GIVEN REQUEST: Copy every line from the material below that holds "Viola".

GIVEN RECORDS:

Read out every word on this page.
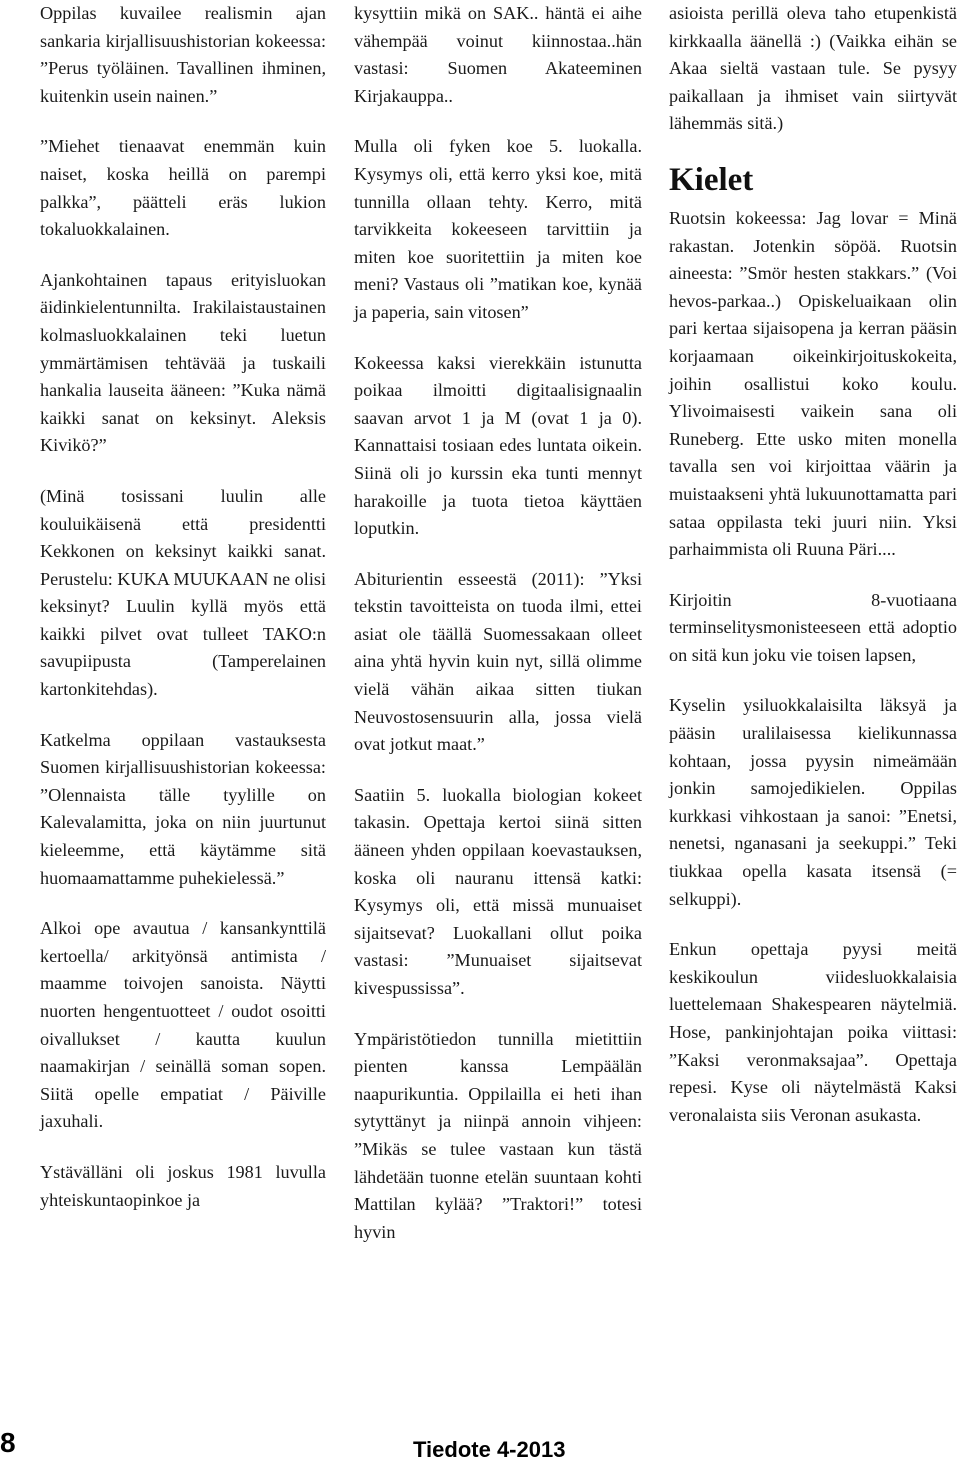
Oppilas kuvailee realismin ajan sankaria kirjallisuushistorian kokeessa: ”Perus työläinen. Tavallinen ihminen, kuitenkin usein nainen.”

”Miehet tienaavat enemmän kuin naiset, koska heillä on parempi palkka”, päätteli eräs lukion tokaluokkalainen.

Ajankohtainen tapaus erityisluokan äidinkielentunnilta. Irakilaistaustainen kolmasluokkalainen teki luetun ymmärtämisen tehtävää ja tuskaili hankalia lauseita ääneen: ”Kuka nämä kaikki sanat on keksinyt. Aleksis Kivikö?”

(Minä tosissani luulin alle kouluikäisenä että presidentti Kekkonen on keksinyt kaikki sanat. Perustelu: KUKA MUUKAAN ne olisi keksinyt? Luulin kyllä myös että kaikki pilvet ovat tulleet TAKO:n savupiipusta (Tamperelainen kartonkitehdas).

Katkelma oppilaan vastauksesta Suomen kirjallisuushistorian kokeessa: ”Olennaista tälle tyylille on Kalevalamitta, joka on niin juurtunut kieleemme, että käytämme sitä huomaamattamme puhekielessä.”

Alkoi ope avautua / kansankynttilä kertoella/ arkityönsä antimista / maamme toivojen sanoista. Näytti nuorten hengentuotteet / oudot osoitti oivallukset / kautta kuulun naamakirjan / seinällä soman sopen. Siitä opelle empatiat / Päiville jaxuhali.

Ystävälläni oli joskus 1981 luvulla yhteiskuntaopinkoe ja

kysyttiin mikä on SAK.. häntä ei aihe vähempää voinut kiinnostaa..hän vastasi: Suomen Akateeminen Kirjakauppa..

Mulla oli fyken koe 5. luokalla. Kysymys oli, että kerro yksi koe, mitä tunnilla ollaan tehty. Kerro, mitä tarvikkeita kokeeseen tarvittiin ja miten koe suoritettiin ja miten koe meni? Vastaus oli ”matikan koe, kynää ja paperia, sain vitosen”

Kokeessa kaksi vierekkäin istunutta poikaa ilmoitti digitaalisignaalin saavan arvot 1 ja M (ovat 1 ja 0). Kannattaisi tosiaan edes luntata oikein. Siinä oli jo kurssin eka tunti mennyt harakoille ja tuota tietoa käyttäen loputkin.

Abiturientin esseestä (2011): ”Yksi tekstin tavoitteista on tuoda ilmi, ettei asiat ole täällä Suomessakaan olleet aina yhtä hyvin kuin nyt, sillä olimme vielä vähän aikaa sitten tiukan Neuvostosensuurin alla, jossa vielä ovat jotkut maat.”

Saatiin 5. luokalla biologian kokeet takasin. Opettaja kertoi siinä sitten ääneen yhden oppilaan koevastauksen, koska oli nauranu ittensä katki: Kysymys oli, että missä munuaiset sijaitsevat? Luokallani ollut poika vastasi: ”Munuaiset sijaitsevat kivespussissa”.

Ympäristötiedon tunnilla mietittiin pienten kanssa Lempäälän naapurikuntia. Oppilailla ei heti ihan sytyttänyt ja niinpä annoin vihjeen: ”Mikäs se tulee vastaan kun tästä lähdetään tuonne etelän suuntaan kohti Mattilan kylää? ”Traktori!” totesi hyvin

asioista perillä oleva taho etupenkistä kirkkaalla äänellä :) (Vaikka eihän se Akaa sieltä vastaan tule. Se pysyy paikallaan ja ihmiset vain siirtyvät lähemmäs sitä.)

Kielet

Ruotsin kokeessa: Jag lovar = Minä rakastan. Jotenkin söpöä. Ruotsin aineesta: ”Smör hesten stakkars.” (Voi hevos-parkaa..) Opiskeluaikaan olin pari kertaa sijaisopena ja kerran pääsin korjaamaan oikeinkirjoituskokeita, joihin osallistui koko koulu. Ylivoimaisesti vaikein sana oli Runeberg. Ette usko miten monella tavalla sen voi kirjoittaa väärin ja muistaakseni yhtä lukuunottamatta pari sataa oppilasta teki juuri niin. Yksi parhaimmista oli Ruuna Päri....

Kirjoitin 8-vuotiaana terminselitysmonisteeseen että adoptio on sitä kun joku vie toisen lapsen,

Kyselin ysiluokkalaisilta läksyä ja pääsin uralilaisessa kielikunnassa kohtaan, jossa pyysin nimeämään jonkin samojedikielen. Oppilas kurkkasi vihkostaan ja sanoi: ”Enetsi, nenetsi, nganasani ja seekuppi.” Teki tiukkaa opella kasata itsensä (= selkuppi).

Enkun opettaja pyysi meitä keskikoulun viidesluokkalaisia luettelemaan Shakespearen näytelmiä. Hose, pankinjohtajan poika viittasi: ”Kaksi veronmaksajaa”. Opettaja repesi. Kyse oli näytelmästä Kaksi veronalaista siis Veronan asukasta.

8	Tiedote 4-2013
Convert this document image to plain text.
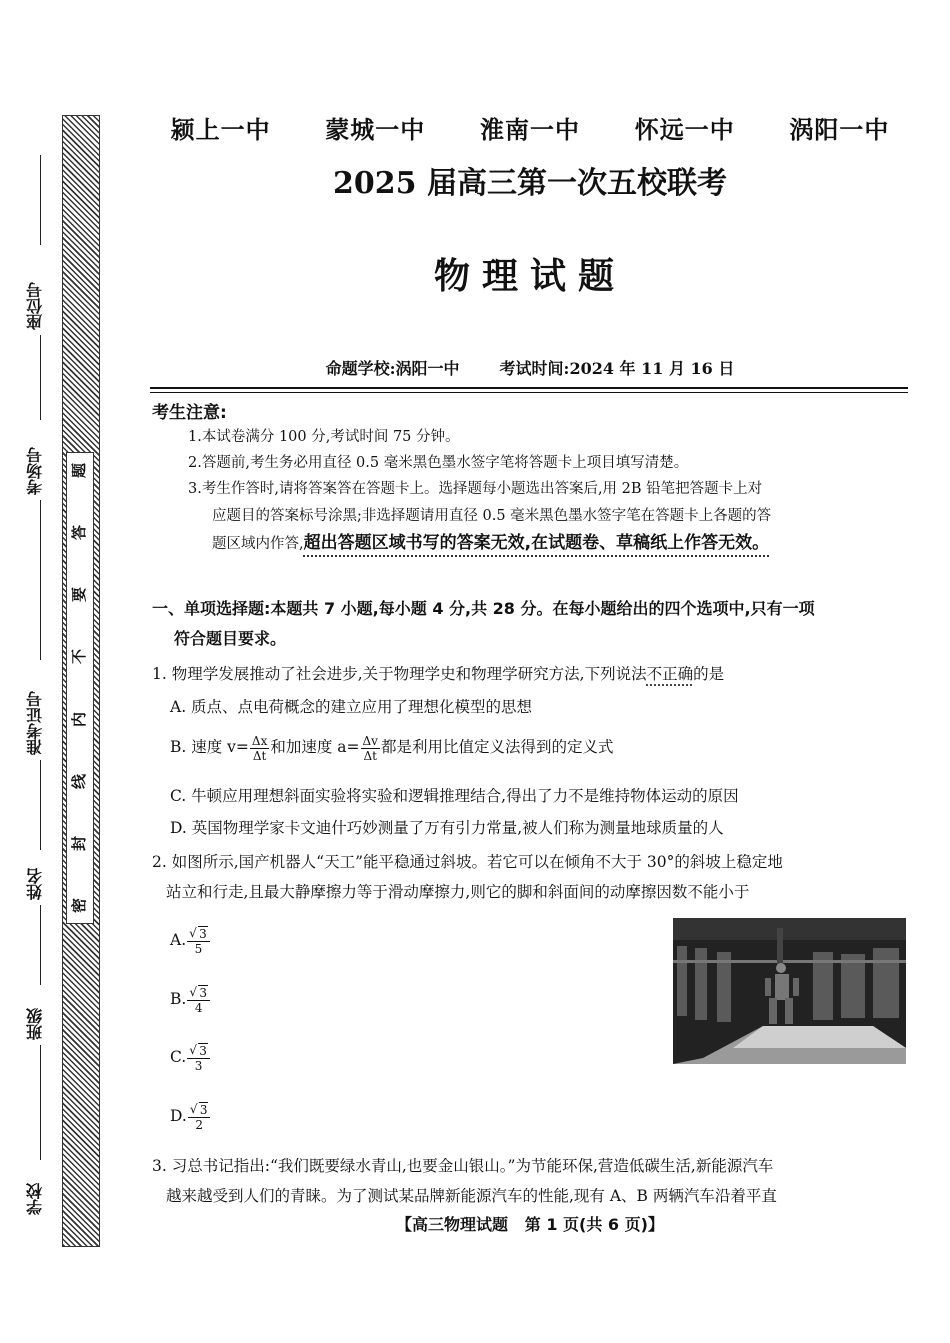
座位号
考场号
准考证号
姓名
班级
学校
题
答
要
不
内
线
封
密
颍上一中  蒙城一中  淮南一中  怀远一中  涡阳一中
2025 届高三第一次五校联考
物理试题
命题学校:涡阳一中	考试时间:2024 年 11 月 16 日
考生注意:
1.本试卷满分 100 分,考试时间 75 分钟。
2.答题前,考生务必用直径 0.5 毫米黑色墨水签字笔将答题卡上项目填写清楚。
3.考生作答时,请将答案答在答题卡上。选择题每小题选出答案后,用 2B 铅笔把答题卡上对
应题目的答案标号涂黑;非选择题请用直径 0.5 毫米黑色墨水签字笔在答题卡上各题的答
题区域内作答,超出答题区域书写的答案无效,在试题卷、草稿纸上作答无效。
一、单项选择题:本题共 7 小题,每小题 4 分,共 28 分。在每小题给出的四个选项中,只有一项
符合题目要求。
1. 物理学发展推动了社会进步,关于物理学史和物理学研究方法,下列说法不正确的是
A. 质点、点电荷概念的建立应用了理想化模型的思想
B. 速度 $v= \frac{\Delta x}{\Delta t}$ 和加速度 $a= \frac{\Delta v}{\Delta t}$ 都是利用比值定义法得到的定义式
C. 牛顿应用理想斜面实验将实验和逻辑推理结合,得出了力不是维持物体运动的原因
D. 英国物理学家卡文迪什巧妙测量了万有引力常量,被人们称为测量地球质量的人
2. 如图所示,国产机器人“天工”能平稳通过斜坡。若它可以在倾角不大于 30°的斜坡上稳定地
站立和行走,且最大静摩擦力等于滑动摩擦力,则它的脚和斜面间的动摩擦因数不能小于
A. √ $\frac{3}{5}$
B. √ $\frac{3}{4}$
C. √ $\frac{3}{3}$
D. √ $\frac{3}{2}$
3. 习总书记指出:“我们既要绿水青山,也要金山银山。”为节能环保,营造低碳生活,新能源汽车
越来越受到人们的青睐。为了测试某品牌新能源汽车的性能,现有 A、B 两辆汽车沿着平直
【高三物理试题   第 1 页(共 6 页)】
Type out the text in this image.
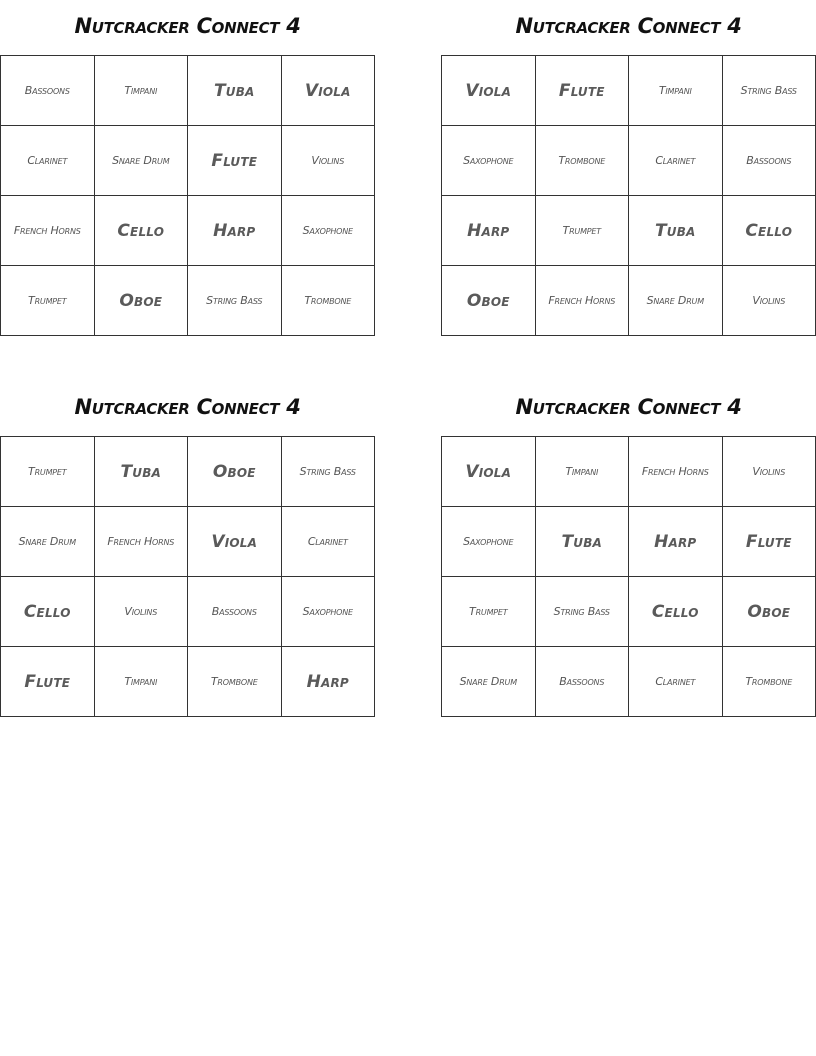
Nutcracker Connect 4
Bassoons	Timpani	Tuba	Viola
Clarinet	Snare Drum	Flute	Violins
French Horns	Cello	Harp	Saxophone
Trumpet	Oboe	String Bass	Trombone
Nutcracker Connect 4
Viola	Flute	Timpani	String Bass
Saxophone	Trombone	Clarinet	Bassoons
Harp	Trumpet	Tuba	Cello
Oboe	French Horns	Snare Drum	Violins
Nutcracker Connect 4
Trumpet	Tuba	Oboe	String Bass
Snare Drum	French Horns	Viola	Clarinet
Cello	Violins	Bassoons	Saxophone
Flute	Timpani	Trombone	Harp
Nutcracker Connect 4
Viola	Timpani	French Horns	Violins
Saxophone	Tuba	Harp	Flute
Trumpet	String Bass	Cello	Oboe
Snare Drum	Bassoons	Clarinet	Trombone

RESULT OF THIS TASK:
Bassoons	Timpani	Tuba	Viola
Viola	Flute	Timpani	String Bass
Snare Drum	French Horns	Viola	Clarinet
Viola	Timpani	French Horns	Violins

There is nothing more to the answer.